[START Data lines]
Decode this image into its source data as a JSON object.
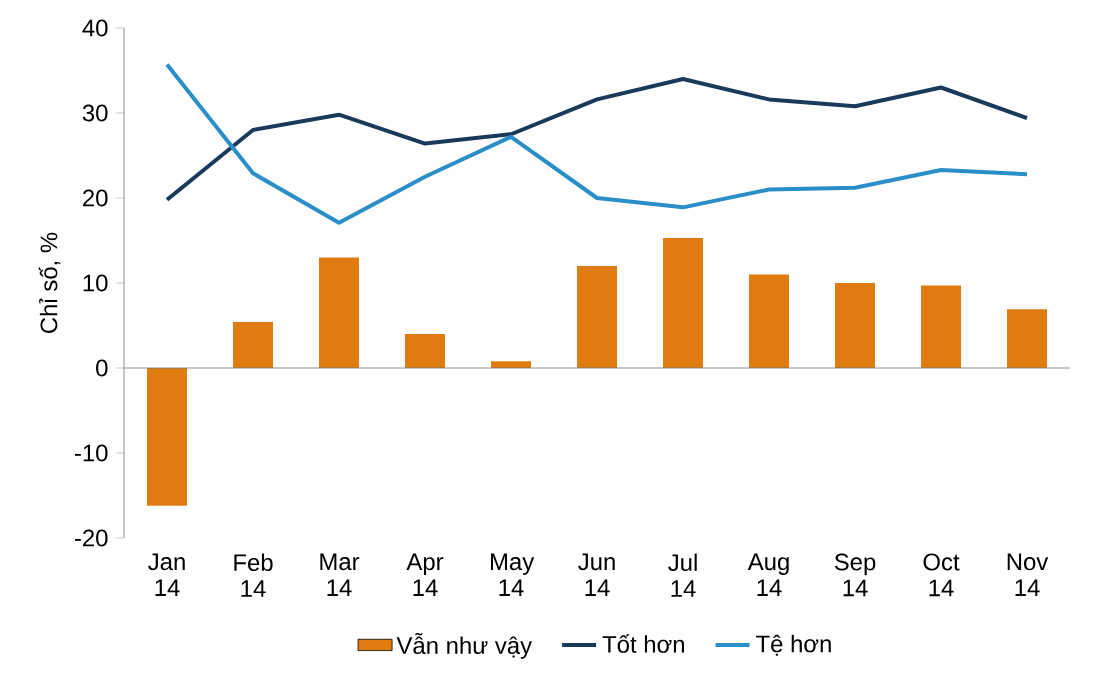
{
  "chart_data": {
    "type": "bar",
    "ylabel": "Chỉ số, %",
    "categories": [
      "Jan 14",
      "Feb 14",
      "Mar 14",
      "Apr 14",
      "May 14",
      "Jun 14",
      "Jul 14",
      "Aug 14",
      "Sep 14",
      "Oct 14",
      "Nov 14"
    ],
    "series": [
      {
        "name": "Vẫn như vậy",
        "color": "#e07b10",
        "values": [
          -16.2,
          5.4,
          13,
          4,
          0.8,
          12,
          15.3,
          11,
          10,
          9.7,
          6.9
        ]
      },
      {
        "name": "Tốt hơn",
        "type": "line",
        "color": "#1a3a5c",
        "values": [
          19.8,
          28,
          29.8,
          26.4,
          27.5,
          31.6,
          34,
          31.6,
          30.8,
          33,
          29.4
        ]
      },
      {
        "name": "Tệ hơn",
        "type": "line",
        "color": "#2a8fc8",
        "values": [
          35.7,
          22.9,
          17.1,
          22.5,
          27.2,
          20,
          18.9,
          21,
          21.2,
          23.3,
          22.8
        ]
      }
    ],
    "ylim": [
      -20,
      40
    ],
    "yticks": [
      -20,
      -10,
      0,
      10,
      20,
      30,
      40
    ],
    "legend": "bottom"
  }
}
[END Data lines]
[START Data lines]
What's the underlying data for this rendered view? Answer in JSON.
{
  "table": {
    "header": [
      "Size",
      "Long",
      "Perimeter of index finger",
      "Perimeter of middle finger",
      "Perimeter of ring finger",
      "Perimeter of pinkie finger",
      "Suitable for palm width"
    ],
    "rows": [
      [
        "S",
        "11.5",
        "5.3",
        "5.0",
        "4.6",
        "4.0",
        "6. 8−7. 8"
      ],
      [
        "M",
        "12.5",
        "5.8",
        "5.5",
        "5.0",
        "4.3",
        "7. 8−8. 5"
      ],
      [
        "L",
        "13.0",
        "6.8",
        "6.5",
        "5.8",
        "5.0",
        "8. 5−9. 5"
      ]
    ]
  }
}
[END Data lines]
Goal -> Report only the number of lines that hold the word "JSON".

Response -> 2